(What is required): Write out every entry exactly as it stands.
#### Record excerpts
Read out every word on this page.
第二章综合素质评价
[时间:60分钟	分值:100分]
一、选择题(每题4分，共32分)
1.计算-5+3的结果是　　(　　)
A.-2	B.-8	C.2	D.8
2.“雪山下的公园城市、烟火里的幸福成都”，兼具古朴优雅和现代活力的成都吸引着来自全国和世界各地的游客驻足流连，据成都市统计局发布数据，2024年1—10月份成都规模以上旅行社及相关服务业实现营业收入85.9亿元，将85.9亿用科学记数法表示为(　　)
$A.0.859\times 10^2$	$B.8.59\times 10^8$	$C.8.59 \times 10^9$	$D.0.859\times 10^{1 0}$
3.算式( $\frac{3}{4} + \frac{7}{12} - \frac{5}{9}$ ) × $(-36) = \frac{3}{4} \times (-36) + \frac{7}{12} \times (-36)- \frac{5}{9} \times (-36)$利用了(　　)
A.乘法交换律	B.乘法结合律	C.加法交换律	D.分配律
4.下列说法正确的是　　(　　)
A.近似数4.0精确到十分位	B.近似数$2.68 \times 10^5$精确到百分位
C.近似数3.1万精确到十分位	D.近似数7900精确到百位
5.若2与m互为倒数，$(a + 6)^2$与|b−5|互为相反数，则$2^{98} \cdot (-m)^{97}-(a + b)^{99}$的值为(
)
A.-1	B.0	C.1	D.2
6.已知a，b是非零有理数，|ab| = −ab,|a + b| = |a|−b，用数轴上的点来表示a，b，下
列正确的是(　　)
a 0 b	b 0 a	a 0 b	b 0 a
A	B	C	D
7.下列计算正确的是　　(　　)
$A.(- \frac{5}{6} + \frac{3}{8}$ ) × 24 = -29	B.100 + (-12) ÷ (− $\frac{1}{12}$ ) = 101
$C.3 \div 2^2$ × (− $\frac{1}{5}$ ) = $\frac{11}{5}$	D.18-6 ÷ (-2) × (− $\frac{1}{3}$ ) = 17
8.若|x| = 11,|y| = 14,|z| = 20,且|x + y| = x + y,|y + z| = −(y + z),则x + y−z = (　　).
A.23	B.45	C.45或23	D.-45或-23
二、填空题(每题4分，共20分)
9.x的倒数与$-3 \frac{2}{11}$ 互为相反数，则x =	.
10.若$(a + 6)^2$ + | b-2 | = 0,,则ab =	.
########
(Exercise result):
Read out every word on this page.
第二章综合素质评价
[时间:60分钟	分值:100分]
一、选择题(每题4分，共32分)
1.计算-5+3的结果是　　(　　)
A.-2	B.-8	C.2	D.8
2.“雪山下的公园城市、烟火里的幸福成都”，兼具古朴优雅和现代活力的成都吸引着来自全国和世界各地的游客驻足流连，据成都市统计局发布数据，2024年1—10月份成都规模以上旅行社及相关服务业实现营业收入85.9亿元，将85.9亿用科学记数法表示为(　　)
$A.0.859\times 10^2$	$B.8.59\times 10^8$	$C.8.59 \times 10^9$	$D.0.859\times 10^{1 0}$
3.算式( $\frac{3}{4} + \frac{7}{12} - \frac{5}{9}$ ) × $(-36) = \frac{3}{4} \times (-36) + \frac{7}{12} \times (-36)- \frac{5}{9} \times (-36)$利用了(　　)
A.乘法交换律	B.乘法结合律	C.加法交换律	D.分配律
4.下列说法正确的是　　(　　)
A.近似数4.0精确到十分位	B.近似数$2.68 \times 10^5$精确到百分位
C.近似数3.1万精确到十分位	D.近似数7900精确到百位
5.若2与m互为倒数，$(a + 6)^2$与|b−5|互为相反数，则$2^{98} \cdot (-m)^{97}-(a + b)^{99}$的值为(
)
A.-1	B.0	C.1	D.2
6.已知a，b是非零有理数，|ab| = −ab,|a + b| = |a|−b，用数轴上的点来表示a，b，下
列正确的是(　　)
a 0 b	b 0 a	a 0 b	b 0 a
A	B	C	D
7.下列计算正确的是　　(　　)
$A.(- \frac{5}{6} + \frac{3}{8}$ ) × 24 = -29	B.100 + (-12) ÷ (− $\frac{1}{12}$ ) = 101
$C.3 \div 2^2$ × (− $\frac{1}{5}$ ) = $\frac{11}{5}$	D.18-6 ÷ (-2) × (− $\frac{1}{3}$ ) = 17
8.若|x| = 11,|y| = 14,|z| = 20,且|x + y| = x + y,|y + z| = −(y + z),则x + y−z = (　　).
A.23	B.45	C.45或23	D.-45或-23
二、填空题(每题4分，共20分)
9.x的倒数与$-3 \frac{2}{11}$ 互为相反数，则x =	.
10.若$(a + 6)^2$ + | b-2 | = 0,,则ab =	.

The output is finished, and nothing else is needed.